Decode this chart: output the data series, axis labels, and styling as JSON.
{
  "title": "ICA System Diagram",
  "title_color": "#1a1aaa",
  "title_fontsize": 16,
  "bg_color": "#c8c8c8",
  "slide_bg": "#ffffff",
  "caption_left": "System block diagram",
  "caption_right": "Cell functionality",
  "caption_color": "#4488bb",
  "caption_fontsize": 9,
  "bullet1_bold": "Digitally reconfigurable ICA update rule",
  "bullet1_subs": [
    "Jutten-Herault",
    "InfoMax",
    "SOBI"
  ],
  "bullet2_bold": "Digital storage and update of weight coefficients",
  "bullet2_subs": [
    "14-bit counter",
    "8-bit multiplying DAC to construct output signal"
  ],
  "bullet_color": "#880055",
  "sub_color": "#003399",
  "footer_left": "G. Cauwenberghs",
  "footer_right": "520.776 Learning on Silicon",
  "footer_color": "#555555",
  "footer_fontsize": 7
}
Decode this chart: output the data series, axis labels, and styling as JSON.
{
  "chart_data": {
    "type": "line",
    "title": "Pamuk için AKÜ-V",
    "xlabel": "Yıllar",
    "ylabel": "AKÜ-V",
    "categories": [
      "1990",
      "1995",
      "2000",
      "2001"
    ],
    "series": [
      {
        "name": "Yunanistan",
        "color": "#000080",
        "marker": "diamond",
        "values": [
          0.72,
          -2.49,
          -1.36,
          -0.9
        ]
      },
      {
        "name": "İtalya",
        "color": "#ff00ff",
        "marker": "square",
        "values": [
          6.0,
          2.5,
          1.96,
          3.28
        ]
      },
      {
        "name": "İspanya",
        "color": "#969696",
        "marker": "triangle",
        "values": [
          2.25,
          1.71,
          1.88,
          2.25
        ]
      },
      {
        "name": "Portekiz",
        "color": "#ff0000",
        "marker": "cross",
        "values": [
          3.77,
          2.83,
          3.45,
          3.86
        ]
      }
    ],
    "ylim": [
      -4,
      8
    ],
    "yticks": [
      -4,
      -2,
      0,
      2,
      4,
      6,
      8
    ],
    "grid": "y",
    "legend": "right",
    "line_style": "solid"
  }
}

* * *

What to work on — In the entries above, find each line with the word "marker" and copy it.

Response for this exercise —
        "marker": "diamond",
        "marker": "square",
        "marker": "triangle",
        "marker": "cross",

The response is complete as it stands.